:: DATA PROVIDED ::

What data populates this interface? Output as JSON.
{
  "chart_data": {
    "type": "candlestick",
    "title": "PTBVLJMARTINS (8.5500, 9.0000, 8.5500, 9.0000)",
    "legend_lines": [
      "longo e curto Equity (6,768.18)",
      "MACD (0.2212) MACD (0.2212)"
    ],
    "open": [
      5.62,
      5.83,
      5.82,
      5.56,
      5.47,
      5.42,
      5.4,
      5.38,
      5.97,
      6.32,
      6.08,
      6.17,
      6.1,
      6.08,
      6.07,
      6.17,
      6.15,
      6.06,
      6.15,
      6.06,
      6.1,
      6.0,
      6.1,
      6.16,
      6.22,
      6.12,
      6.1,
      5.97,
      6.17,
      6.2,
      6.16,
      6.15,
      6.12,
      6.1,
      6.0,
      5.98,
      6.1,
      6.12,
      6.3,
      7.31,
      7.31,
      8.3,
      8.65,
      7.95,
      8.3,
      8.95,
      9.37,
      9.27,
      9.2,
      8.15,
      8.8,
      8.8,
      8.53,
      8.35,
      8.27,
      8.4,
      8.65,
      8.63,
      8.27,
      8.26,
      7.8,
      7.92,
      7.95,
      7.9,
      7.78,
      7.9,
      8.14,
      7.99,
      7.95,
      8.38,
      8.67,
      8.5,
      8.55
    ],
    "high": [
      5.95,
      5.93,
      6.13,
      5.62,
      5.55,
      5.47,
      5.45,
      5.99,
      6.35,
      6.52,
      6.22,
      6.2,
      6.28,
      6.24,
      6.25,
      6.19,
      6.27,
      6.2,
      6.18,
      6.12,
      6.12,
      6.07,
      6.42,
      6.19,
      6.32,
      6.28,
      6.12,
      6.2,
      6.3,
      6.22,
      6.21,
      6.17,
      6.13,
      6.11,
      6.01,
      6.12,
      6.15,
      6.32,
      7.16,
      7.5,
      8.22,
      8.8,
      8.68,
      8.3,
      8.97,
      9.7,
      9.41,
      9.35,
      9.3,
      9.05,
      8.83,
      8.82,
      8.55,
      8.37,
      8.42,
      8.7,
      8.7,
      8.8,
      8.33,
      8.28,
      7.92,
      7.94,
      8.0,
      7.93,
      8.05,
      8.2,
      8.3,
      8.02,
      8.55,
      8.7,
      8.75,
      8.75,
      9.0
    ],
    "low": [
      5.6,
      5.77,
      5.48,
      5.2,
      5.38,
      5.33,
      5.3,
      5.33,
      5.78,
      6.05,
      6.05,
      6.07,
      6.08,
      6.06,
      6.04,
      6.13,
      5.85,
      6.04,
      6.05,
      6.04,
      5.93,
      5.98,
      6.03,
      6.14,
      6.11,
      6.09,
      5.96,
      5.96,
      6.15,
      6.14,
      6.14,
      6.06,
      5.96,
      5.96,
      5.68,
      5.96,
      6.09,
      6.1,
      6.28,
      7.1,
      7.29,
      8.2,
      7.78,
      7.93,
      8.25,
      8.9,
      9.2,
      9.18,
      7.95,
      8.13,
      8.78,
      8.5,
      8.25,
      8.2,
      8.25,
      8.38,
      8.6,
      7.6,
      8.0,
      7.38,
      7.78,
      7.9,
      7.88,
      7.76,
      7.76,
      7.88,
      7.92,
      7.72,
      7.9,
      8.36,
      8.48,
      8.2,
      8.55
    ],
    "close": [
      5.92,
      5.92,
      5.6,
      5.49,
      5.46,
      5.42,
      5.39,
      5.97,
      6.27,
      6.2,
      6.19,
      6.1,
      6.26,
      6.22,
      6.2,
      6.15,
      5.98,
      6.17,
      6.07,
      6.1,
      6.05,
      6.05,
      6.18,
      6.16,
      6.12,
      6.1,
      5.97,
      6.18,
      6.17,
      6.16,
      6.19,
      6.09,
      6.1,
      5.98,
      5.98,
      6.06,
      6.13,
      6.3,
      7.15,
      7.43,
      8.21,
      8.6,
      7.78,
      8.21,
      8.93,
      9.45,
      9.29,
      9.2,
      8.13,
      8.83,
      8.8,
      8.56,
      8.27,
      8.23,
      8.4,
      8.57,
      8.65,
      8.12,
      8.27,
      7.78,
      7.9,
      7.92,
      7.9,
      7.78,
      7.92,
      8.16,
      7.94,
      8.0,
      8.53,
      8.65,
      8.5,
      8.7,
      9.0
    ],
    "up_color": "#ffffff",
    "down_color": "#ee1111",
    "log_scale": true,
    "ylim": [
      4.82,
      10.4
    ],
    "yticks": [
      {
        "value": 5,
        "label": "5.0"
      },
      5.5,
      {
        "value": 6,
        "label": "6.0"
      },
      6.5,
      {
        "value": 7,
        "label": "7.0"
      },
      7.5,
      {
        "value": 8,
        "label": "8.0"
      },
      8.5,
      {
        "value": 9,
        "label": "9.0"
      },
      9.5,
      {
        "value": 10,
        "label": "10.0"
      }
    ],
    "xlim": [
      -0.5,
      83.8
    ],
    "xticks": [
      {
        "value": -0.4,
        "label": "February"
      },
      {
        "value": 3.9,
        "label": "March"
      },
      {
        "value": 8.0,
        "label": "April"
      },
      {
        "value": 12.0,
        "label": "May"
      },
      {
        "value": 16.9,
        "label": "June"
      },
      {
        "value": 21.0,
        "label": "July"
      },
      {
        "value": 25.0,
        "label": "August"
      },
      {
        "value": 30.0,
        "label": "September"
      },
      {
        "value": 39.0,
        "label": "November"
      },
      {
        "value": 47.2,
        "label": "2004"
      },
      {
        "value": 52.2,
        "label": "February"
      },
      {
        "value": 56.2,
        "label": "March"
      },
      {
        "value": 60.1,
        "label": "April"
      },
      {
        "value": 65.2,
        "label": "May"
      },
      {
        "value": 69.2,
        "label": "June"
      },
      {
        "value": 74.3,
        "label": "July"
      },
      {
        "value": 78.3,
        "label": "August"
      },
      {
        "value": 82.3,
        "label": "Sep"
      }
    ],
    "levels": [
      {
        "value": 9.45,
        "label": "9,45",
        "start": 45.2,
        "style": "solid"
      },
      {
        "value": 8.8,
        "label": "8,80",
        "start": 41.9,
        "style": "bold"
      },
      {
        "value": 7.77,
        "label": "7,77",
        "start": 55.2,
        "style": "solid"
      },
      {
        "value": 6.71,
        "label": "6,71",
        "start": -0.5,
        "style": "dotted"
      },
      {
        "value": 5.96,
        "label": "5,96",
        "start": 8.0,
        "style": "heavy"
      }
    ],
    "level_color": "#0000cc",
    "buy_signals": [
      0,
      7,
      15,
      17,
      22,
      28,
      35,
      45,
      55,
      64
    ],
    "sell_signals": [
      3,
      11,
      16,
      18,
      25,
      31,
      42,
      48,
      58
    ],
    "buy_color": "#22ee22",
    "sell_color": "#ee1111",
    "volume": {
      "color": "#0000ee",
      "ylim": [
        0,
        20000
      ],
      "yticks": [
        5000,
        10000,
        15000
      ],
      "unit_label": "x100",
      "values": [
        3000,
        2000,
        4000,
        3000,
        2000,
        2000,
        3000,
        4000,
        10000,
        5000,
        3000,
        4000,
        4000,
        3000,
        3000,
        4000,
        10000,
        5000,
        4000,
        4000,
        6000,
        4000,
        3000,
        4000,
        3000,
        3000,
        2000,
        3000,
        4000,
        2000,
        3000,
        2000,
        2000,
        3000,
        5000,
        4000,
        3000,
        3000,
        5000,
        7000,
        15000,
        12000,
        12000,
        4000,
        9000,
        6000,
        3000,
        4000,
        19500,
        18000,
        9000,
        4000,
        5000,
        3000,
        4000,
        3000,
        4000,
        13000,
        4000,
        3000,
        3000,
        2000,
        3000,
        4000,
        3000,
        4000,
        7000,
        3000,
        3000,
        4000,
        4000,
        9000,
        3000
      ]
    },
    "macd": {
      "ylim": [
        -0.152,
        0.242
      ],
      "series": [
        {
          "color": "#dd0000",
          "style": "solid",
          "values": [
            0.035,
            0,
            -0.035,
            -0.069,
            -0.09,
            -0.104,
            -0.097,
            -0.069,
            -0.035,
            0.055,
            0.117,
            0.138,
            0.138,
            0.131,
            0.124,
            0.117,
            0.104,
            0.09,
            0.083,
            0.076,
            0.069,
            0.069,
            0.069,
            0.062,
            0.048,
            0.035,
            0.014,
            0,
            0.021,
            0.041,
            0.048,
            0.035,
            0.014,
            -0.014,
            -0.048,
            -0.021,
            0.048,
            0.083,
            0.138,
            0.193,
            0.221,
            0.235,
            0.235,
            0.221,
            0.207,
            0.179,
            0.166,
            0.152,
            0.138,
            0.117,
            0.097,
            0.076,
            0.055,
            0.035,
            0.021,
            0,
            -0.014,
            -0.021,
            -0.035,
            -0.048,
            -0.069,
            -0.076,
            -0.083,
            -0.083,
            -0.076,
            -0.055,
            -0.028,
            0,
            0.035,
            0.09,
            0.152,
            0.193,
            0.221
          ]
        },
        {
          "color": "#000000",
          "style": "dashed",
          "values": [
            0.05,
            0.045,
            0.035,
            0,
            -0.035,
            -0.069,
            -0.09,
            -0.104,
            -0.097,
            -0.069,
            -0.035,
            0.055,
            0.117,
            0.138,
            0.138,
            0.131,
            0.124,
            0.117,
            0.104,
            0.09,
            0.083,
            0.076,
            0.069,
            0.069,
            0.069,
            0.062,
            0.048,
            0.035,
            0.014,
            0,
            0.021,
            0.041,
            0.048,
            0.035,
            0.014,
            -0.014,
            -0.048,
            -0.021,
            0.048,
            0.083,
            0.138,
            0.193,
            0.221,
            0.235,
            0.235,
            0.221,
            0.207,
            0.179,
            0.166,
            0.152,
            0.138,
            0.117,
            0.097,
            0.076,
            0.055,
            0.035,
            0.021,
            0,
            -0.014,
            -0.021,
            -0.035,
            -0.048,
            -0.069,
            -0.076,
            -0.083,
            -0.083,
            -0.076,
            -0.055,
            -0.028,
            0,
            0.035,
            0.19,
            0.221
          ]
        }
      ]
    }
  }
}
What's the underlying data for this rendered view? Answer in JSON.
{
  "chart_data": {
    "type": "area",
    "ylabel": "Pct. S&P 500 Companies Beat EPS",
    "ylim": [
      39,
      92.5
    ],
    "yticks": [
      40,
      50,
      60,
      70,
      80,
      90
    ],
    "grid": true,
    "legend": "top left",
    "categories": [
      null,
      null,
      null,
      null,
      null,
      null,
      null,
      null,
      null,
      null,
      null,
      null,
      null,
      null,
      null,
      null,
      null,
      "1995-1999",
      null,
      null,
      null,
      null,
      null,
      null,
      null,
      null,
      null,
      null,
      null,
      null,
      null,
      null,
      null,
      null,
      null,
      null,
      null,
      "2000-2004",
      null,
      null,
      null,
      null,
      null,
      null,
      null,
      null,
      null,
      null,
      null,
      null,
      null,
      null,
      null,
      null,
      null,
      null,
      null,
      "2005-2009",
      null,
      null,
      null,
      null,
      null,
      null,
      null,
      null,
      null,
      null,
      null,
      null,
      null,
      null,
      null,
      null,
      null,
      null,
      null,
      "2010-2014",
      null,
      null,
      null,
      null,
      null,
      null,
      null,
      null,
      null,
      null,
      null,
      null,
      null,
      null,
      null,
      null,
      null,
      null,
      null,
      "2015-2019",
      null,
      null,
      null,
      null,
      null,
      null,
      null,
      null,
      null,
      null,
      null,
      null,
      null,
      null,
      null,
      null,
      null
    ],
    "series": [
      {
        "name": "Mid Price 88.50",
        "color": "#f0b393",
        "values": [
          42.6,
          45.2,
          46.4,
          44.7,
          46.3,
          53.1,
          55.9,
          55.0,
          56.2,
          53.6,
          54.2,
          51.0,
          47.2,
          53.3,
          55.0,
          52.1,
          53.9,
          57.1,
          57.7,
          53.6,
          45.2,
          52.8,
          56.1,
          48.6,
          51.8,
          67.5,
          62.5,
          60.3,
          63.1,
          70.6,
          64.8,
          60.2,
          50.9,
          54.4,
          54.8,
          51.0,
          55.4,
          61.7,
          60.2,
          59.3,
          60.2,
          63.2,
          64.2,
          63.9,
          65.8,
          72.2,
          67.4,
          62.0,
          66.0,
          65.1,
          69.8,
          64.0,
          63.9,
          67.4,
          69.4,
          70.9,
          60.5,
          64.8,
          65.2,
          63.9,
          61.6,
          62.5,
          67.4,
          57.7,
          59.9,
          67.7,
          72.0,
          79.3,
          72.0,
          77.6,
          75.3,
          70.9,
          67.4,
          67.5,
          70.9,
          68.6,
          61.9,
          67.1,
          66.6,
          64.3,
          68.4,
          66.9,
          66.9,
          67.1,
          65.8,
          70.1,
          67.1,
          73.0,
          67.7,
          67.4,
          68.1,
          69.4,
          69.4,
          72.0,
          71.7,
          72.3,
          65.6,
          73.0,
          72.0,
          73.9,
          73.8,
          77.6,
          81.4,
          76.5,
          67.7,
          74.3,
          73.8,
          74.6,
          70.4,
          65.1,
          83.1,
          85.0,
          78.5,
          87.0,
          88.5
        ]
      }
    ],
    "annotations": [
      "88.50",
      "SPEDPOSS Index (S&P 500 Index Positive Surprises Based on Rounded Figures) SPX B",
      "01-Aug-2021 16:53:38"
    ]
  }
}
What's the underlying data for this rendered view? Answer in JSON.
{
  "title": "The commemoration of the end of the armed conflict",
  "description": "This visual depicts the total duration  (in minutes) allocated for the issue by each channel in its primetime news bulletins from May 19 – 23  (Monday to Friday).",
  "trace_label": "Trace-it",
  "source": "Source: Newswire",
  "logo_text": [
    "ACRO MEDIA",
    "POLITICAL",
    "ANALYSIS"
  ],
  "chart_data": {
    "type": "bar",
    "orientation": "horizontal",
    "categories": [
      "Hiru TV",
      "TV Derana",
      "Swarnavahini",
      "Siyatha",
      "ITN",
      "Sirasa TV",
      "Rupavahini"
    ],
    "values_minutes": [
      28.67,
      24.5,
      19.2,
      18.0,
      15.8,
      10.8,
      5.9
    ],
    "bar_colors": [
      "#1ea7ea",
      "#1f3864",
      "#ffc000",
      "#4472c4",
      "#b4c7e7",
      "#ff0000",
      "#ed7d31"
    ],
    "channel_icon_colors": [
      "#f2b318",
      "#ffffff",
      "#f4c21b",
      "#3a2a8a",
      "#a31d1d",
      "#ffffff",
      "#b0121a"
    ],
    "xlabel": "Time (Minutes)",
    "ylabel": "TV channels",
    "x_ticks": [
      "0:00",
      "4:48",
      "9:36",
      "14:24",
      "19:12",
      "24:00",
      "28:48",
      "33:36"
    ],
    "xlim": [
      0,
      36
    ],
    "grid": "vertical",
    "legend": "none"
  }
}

:::

EXERCISE: From the data above, gather every line that includes the word "start".

ANSWER TO THE TASK:
        "start": 45.2,
        "start": 41.9,
        "start": 55.2,
        "start": -0.5,
        "start": 8.0,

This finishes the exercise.